▸ Work to complete
Could you retype the passage on property sales from "A gradual recovery" up to and including "buyers’ mortgage approvals.", with no changes?

------ Extract to read

A gradual recovery in contracted sales was the result of the pandemic being controlled in a timely manner, which led to resumption of construction and reopening of sales offices in March. In addition, January and February are traditionally quiet months for property sales and constructions as workers break for Chinese New Year. The percentage decrease in sales was significant at the height of the pandemic, while the drop in terms of absolute sales value was small.
Property developers have therefore focused on sales in 2H20, and Fitch Ratings expects nationwide sales in 2020 to be moderately higher than in 2019. Developers’ cash-collection rates have generally been better than in 2019, helped by some relaxation in buyers’ mortgage approvals.
Stable financial profile likely
Amid a less certain sales outlook, developers have preserved cash by slowing down land acquisitions and construction. Smaller developers with strong balance sheets have continued to acquire land to boost scale, without overstretching their balance sheets.

------------
------ Dataset

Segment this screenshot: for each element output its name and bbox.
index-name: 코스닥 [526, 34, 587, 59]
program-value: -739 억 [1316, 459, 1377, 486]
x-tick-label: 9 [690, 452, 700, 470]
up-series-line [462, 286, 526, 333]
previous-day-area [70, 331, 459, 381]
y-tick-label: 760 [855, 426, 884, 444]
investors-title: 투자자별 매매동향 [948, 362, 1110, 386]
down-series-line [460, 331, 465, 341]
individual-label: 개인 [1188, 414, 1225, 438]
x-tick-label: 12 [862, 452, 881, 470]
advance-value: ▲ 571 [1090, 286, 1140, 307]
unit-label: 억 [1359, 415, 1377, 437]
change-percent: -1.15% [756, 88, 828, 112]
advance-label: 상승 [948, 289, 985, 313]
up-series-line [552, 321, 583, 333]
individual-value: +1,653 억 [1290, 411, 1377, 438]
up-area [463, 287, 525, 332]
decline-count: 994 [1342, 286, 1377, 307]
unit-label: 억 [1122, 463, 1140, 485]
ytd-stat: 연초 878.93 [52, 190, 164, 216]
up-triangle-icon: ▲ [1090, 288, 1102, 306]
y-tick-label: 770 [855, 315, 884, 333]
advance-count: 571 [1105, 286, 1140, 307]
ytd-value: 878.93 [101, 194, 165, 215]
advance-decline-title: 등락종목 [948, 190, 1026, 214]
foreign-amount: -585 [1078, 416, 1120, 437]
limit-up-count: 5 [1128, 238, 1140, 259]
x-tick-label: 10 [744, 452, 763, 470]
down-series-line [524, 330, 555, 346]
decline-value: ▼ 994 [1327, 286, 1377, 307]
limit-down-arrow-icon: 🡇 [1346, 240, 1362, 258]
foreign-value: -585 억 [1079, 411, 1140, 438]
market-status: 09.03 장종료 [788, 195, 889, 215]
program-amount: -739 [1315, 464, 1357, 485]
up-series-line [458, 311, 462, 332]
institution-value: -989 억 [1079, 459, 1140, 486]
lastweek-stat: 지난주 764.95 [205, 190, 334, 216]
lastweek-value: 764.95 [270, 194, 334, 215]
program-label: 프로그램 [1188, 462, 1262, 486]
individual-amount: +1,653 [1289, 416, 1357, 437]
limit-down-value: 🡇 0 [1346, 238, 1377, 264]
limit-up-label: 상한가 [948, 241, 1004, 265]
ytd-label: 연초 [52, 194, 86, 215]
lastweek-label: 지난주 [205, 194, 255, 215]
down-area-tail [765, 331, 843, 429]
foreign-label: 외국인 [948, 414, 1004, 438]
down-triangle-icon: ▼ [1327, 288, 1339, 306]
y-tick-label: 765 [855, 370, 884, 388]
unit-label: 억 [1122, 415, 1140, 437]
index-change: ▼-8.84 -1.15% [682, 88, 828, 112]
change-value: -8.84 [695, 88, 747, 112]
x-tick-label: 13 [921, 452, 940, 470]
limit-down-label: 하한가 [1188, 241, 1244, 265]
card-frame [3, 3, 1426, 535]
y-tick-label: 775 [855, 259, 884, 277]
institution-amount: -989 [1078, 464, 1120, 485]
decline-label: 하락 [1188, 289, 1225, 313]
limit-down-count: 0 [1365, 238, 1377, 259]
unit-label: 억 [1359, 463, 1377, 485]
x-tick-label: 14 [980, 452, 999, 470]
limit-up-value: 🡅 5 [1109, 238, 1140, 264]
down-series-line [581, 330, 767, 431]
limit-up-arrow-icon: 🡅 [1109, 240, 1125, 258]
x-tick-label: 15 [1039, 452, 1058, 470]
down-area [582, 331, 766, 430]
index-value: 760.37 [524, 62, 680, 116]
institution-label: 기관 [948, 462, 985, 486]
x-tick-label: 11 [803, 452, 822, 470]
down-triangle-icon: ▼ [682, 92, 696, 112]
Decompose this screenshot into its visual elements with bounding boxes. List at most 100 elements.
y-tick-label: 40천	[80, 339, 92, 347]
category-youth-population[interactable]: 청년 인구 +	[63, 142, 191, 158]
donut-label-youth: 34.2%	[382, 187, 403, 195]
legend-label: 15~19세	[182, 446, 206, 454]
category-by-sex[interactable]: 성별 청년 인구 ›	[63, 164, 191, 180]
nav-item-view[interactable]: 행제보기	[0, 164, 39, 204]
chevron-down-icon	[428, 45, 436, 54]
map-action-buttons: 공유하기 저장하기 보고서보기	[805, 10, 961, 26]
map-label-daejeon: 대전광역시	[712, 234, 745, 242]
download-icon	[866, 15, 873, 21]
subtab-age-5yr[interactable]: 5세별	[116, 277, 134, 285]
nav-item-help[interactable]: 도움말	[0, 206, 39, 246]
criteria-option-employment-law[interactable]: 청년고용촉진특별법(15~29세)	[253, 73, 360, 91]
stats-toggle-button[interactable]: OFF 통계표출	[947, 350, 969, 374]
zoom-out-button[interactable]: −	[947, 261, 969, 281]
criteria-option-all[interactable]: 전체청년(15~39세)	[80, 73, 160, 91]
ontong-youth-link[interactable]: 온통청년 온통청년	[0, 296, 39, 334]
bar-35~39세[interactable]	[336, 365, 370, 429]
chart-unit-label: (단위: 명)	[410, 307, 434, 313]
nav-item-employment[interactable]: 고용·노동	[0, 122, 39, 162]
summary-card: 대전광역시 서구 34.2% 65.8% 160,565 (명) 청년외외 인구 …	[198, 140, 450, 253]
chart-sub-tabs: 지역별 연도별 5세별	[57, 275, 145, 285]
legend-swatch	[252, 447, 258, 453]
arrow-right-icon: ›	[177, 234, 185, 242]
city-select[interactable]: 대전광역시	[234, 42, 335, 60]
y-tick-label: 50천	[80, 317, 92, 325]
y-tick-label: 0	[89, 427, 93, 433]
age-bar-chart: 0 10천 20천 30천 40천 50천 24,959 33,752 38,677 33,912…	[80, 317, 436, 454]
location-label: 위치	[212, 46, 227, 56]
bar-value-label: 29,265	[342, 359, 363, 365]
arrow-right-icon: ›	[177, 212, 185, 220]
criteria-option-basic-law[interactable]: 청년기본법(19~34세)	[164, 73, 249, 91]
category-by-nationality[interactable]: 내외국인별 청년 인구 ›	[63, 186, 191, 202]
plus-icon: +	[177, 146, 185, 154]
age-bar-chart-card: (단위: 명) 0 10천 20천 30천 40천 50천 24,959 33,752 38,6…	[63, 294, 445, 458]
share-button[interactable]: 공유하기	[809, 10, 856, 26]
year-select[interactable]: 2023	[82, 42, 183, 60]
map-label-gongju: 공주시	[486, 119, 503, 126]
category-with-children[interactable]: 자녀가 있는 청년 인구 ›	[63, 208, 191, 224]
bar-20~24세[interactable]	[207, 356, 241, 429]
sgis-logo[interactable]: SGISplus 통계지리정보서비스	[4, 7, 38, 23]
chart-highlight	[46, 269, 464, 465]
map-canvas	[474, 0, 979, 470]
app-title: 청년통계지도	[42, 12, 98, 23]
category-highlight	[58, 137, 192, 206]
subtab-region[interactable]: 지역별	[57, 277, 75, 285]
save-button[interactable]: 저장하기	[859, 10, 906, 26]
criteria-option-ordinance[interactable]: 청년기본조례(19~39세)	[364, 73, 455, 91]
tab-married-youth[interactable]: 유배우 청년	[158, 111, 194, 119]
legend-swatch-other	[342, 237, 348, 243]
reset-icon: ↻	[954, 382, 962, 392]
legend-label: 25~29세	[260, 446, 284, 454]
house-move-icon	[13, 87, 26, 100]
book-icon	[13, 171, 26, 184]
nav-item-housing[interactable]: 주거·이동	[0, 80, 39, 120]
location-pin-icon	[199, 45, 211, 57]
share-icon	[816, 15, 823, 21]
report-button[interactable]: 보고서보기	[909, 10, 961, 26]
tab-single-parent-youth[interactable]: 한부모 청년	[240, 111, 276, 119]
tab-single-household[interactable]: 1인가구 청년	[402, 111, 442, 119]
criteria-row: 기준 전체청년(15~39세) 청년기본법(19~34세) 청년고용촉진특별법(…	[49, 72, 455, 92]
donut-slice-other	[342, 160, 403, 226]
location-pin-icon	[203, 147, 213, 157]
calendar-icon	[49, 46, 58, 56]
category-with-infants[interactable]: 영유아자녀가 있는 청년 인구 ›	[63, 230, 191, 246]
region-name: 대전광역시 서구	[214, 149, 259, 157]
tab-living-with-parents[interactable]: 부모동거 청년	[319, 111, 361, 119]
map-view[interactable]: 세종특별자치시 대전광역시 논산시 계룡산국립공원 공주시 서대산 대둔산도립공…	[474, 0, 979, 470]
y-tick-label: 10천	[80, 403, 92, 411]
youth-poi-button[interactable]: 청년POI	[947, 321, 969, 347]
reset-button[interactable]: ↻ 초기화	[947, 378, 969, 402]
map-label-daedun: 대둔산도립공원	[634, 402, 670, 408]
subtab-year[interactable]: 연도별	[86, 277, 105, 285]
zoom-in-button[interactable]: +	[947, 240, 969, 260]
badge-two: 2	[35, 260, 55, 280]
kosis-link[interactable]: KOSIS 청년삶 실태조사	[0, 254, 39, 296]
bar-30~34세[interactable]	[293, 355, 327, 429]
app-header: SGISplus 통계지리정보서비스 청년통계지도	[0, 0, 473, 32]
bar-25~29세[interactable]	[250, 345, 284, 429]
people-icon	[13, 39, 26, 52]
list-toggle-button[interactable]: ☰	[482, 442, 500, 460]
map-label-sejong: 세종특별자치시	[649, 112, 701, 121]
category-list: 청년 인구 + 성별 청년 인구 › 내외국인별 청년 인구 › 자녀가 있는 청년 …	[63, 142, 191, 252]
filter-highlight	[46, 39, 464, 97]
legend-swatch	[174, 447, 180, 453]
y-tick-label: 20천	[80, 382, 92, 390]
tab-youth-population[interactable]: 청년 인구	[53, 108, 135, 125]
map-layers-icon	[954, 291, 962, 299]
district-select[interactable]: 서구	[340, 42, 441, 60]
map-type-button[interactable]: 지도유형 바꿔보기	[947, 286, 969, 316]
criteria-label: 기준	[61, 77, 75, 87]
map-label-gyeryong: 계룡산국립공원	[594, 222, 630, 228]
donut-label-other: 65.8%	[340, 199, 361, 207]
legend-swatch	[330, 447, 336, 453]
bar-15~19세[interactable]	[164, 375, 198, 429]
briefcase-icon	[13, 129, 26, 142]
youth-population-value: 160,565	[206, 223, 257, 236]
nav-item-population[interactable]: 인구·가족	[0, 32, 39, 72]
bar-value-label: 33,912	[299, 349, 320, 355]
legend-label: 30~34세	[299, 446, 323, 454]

------------

▸ Result
A gradual recovery in contracted sales was the result of the pandemic being controlled in a timely manner, which led to resumption of construction and reopening of sales offices in March. In addition, January and February are traditionally quiet months for property sales and constructions as workers break for Chinese New Year. The percentage decrease in sales was significant at the height of the pandemic, while the drop in terms of absolute sales value was small.
Property developers have therefore focused on sales in 2H20, and Fitch Ratings expects nationwide sales in 2020 to be moderately higher than in 2019. Developers’ cash-collection rates have generally been better than in 2019, helped by some relaxation in buyers’ mortgage approvals.